Material provided:
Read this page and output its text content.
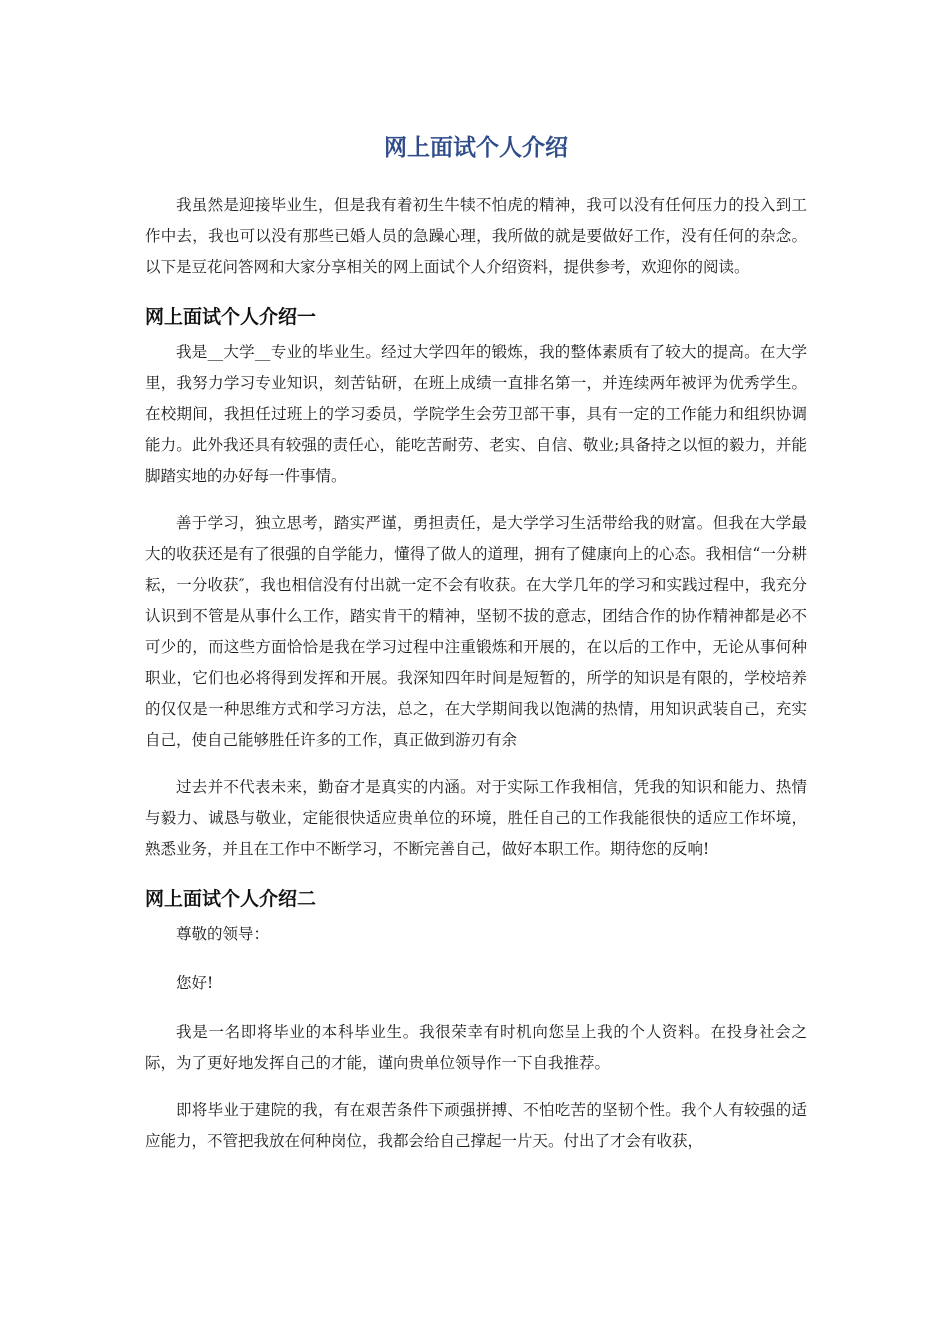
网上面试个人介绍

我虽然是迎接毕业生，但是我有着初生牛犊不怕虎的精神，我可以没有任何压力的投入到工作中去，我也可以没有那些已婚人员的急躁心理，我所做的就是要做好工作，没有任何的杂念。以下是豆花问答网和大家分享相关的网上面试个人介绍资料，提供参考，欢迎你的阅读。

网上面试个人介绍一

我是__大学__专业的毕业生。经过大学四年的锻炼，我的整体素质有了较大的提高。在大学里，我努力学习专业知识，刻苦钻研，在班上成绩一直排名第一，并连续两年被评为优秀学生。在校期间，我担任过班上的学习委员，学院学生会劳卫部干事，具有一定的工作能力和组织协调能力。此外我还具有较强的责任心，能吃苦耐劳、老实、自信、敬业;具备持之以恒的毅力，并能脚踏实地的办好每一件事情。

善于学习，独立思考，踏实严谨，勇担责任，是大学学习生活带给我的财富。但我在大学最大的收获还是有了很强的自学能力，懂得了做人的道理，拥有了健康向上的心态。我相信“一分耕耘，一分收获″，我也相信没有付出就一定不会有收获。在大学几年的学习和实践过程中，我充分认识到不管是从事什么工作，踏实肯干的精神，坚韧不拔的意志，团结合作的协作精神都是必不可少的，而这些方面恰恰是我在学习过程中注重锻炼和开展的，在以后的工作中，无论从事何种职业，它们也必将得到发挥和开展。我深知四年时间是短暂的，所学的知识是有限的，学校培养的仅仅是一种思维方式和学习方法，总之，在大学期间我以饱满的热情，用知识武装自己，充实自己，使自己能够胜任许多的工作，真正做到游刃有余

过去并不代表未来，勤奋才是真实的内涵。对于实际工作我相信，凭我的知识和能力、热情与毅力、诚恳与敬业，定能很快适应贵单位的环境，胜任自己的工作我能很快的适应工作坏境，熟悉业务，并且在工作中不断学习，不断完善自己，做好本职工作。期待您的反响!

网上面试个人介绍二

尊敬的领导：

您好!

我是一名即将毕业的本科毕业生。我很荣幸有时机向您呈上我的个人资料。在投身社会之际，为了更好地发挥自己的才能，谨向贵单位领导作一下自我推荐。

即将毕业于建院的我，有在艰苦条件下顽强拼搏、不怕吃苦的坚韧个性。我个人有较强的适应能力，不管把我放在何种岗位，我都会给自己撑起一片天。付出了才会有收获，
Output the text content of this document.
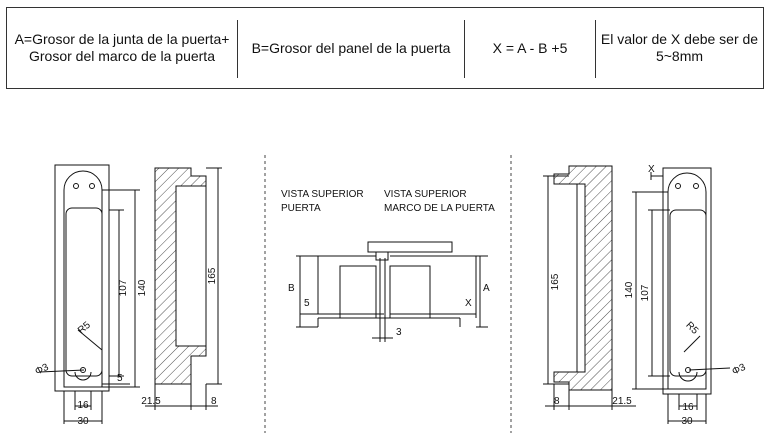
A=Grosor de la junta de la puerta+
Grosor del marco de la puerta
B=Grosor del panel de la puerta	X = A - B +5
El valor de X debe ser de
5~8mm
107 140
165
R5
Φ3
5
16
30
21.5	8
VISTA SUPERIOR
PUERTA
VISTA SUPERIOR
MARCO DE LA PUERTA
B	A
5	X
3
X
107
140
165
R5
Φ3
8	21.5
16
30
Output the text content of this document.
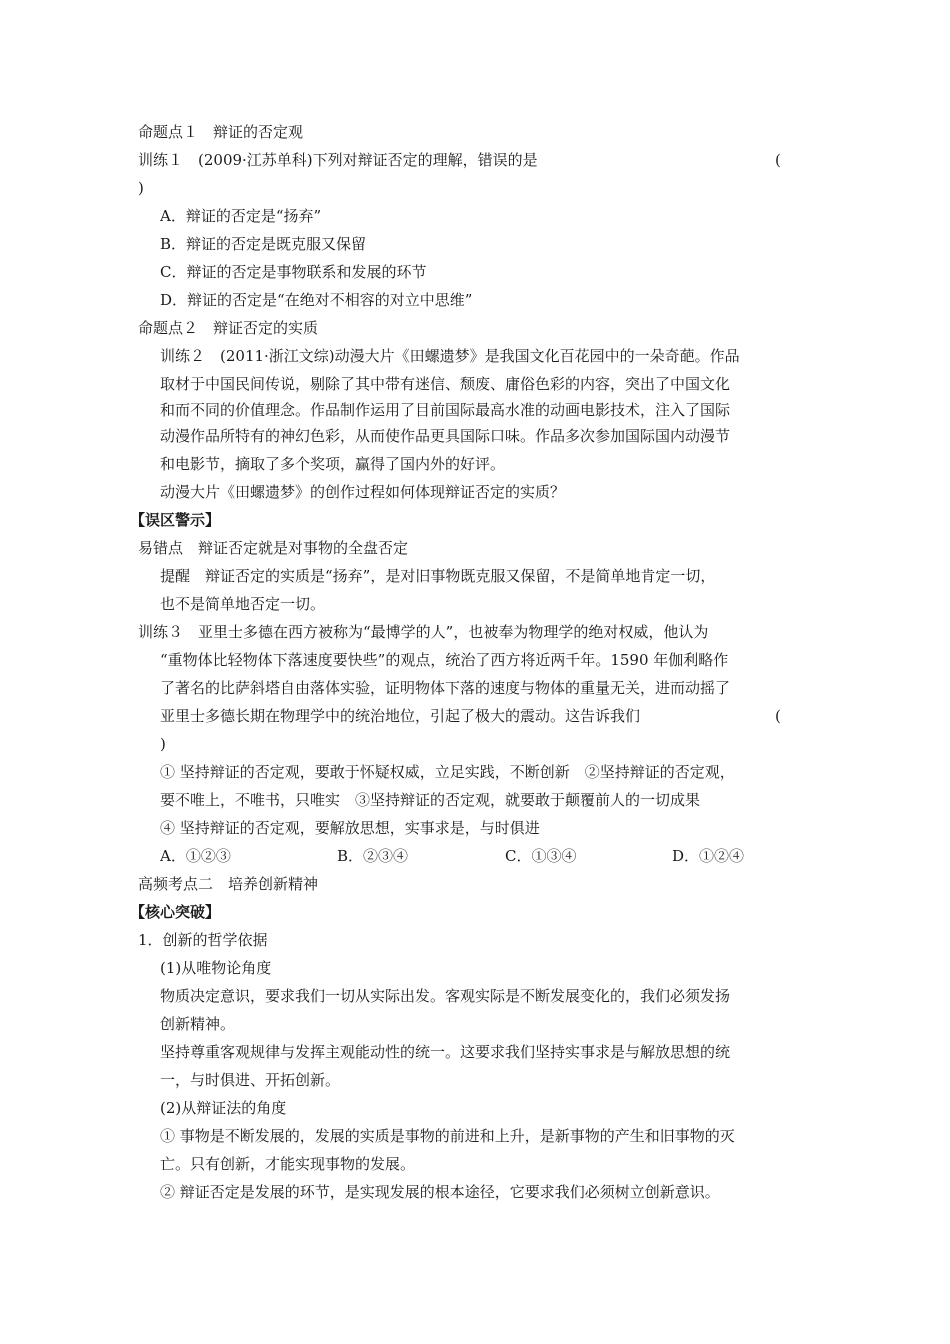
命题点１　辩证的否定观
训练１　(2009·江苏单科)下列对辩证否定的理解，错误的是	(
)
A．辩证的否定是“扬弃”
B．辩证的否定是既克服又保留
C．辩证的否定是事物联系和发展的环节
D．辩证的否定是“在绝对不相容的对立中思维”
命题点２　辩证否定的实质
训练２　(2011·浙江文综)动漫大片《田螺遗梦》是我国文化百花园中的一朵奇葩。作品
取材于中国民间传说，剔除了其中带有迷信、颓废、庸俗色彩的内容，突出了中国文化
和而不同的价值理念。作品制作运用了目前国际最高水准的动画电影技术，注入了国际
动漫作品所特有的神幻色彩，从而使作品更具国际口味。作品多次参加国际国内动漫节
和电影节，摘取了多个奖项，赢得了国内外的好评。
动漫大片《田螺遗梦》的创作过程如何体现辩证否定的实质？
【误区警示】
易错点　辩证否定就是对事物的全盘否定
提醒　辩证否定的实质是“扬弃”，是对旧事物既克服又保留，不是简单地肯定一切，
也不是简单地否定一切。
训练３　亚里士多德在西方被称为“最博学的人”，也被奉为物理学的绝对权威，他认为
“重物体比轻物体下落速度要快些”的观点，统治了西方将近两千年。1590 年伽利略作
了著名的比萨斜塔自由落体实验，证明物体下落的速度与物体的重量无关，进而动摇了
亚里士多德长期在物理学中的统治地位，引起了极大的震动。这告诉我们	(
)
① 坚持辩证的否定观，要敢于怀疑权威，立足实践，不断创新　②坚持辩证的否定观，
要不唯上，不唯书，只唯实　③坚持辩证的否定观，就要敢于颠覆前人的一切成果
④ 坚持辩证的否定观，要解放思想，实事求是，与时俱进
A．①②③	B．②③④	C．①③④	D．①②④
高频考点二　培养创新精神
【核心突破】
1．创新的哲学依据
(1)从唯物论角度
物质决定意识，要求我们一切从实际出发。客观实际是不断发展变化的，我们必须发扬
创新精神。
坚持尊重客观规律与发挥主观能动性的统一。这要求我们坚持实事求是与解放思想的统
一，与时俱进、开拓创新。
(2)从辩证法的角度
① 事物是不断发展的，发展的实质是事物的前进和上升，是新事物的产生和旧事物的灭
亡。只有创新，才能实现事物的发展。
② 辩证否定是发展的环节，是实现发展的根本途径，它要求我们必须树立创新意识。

What is being asked: Apart from the pictures, the entries above are to be repeated in full and exactly.

Answer below:
Read this page and output its text content.
网上面试个人介绍

我虽然是迎接毕业生，但是我有着初生牛犊不怕虎的精神，我可以没有任何压力的投入到工作中去，我也可以没有那些已婚人员的急躁心理，我所做的就是要做好工作，没有任何的杂念。以下是豆花问答网和大家分享相关的网上面试个人介绍资料，提供参考，欢迎你的阅读。

网上面试个人介绍一

我是__大学__专业的毕业生。经过大学四年的锻炼，我的整体素质有了较大的提高。在大学里，我努力学习专业知识，刻苦钻研，在班上成绩一直排名第一，并连续两年被评为优秀学生。在校期间，我担任过班上的学习委员，学院学生会劳卫部干事，具有一定的工作能力和组织协调能力。此外我还具有较强的责任心，能吃苦耐劳、老实、自信、敬业;具备持之以恒的毅力，并能脚踏实地的办好每一件事情。

善于学习，独立思考，踏实严谨，勇担责任，是大学学习生活带给我的财富。但我在大学最大的收获还是有了很强的自学能力，懂得了做人的道理，拥有了健康向上的心态。我相信“一分耕耘，一分收获″，我也相信没有付出就一定不会有收获。在大学几年的学习和实践过程中，我充分认识到不管是从事什么工作，踏实肯干的精神，坚韧不拔的意志，团结合作的协作精神都是必不可少的，而这些方面恰恰是我在学习过程中注重锻炼和开展的，在以后的工作中，无论从事何种职业，它们也必将得到发挥和开展。我深知四年时间是短暂的，所学的知识是有限的，学校培养的仅仅是一种思维方式和学习方法，总之，在大学期间我以饱满的热情，用知识武装自己，充实自己，使自己能够胜任许多的工作，真正做到游刃有余

过去并不代表未来，勤奋才是真实的内涵。对于实际工作我相信，凭我的知识和能力、热情与毅力、诚恳与敬业，定能很快适应贵单位的环境，胜任自己的工作我能很快的适应工作坏境，熟悉业务，并且在工作中不断学习，不断完善自己，做好本职工作。期待您的反响!

网上面试个人介绍二

尊敬的领导：

您好!

我是一名即将毕业的本科毕业生。我很荣幸有时机向您呈上我的个人资料。在投身社会之际，为了更好地发挥自己的才能，谨向贵单位领导作一下自我推荐。

即将毕业于建院的我，有在艰苦条件下顽强拼搏、不怕吃苦的坚韧个性。我个人有较强的适应能力，不管把我放在何种岗位，我都会给自己撑起一片天。付出了才会有收获，
Output the text content of this document.
A=Grosor de la junta de la puerta+
Grosor del marco de la puerta
B=Grosor del panel de la puerta	X = A - B +5
El valor de X debe ser de
5~8mm
107 140
165
R5
Φ3
5
16
30
21.5	8
VISTA SUPERIOR
PUERTA
VISTA SUPERIOR
MARCO DE LA PUERTA
B	A
5	X
3
X
107
140
165
R5
Φ3
8	21.5
16
30
Output the text content of this document.
命题点１　辩证的否定观
训练１　(2009·江苏单科)下列对辩证否定的理解，错误的是	(
)
A．辩证的否定是“扬弃”
B．辩证的否定是既克服又保留
C．辩证的否定是事物联系和发展的环节
D．辩证的否定是“在绝对不相容的对立中思维”
命题点２　辩证否定的实质
训练２　(2011·浙江文综)动漫大片《田螺遗梦》是我国文化百花园中的一朵奇葩。作品
取材于中国民间传说，剔除了其中带有迷信、颓废、庸俗色彩的内容，突出了中国文化
和而不同的价值理念。作品制作运用了目前国际最高水准的动画电影技术，注入了国际
动漫作品所特有的神幻色彩，从而使作品更具国际口味。作品多次参加国际国内动漫节
和电影节，摘取了多个奖项，赢得了国内外的好评。
动漫大片《田螺遗梦》的创作过程如何体现辩证否定的实质？
【误区警示】
易错点　辩证否定就是对事物的全盘否定
提醒　辩证否定的实质是“扬弃”，是对旧事物既克服又保留，不是简单地肯定一切，
也不是简单地否定一切。
训练３　亚里士多德在西方被称为“最博学的人”，也被奉为物理学的绝对权威，他认为
“重物体比轻物体下落速度要快些”的观点，统治了西方将近两千年。1590 年伽利略作
了著名的比萨斜塔自由落体实验，证明物体下落的速度与物体的重量无关，进而动摇了
亚里士多德长期在物理学中的统治地位，引起了极大的震动。这告诉我们	(
)
① 坚持辩证的否定观，要敢于怀疑权威，立足实践，不断创新　②坚持辩证的否定观，
要不唯上，不唯书，只唯实　③坚持辩证的否定观，就要敢于颠覆前人的一切成果
④ 坚持辩证的否定观，要解放思想，实事求是，与时俱进
A．①②③	B．②③④	C．①③④	D．①②④
高频考点二　培养创新精神
【核心突破】
1．创新的哲学依据
(1)从唯物论角度
物质决定意识，要求我们一切从实际出发。客观实际是不断发展变化的，我们必须发扬
创新精神。
坚持尊重客观规律与发挥主观能动性的统一。这要求我们坚持实事求是与解放思想的统
一，与时俱进、开拓创新。
(2)从辩证法的角度
① 事物是不断发展的，发展的实质是事物的前进和上升，是新事物的产生和旧事物的灭
亡。只有创新，才能实现事物的发展。
② 辩证否定是发展的环节，是实现发展的根本途径，它要求我们必须树立创新意识。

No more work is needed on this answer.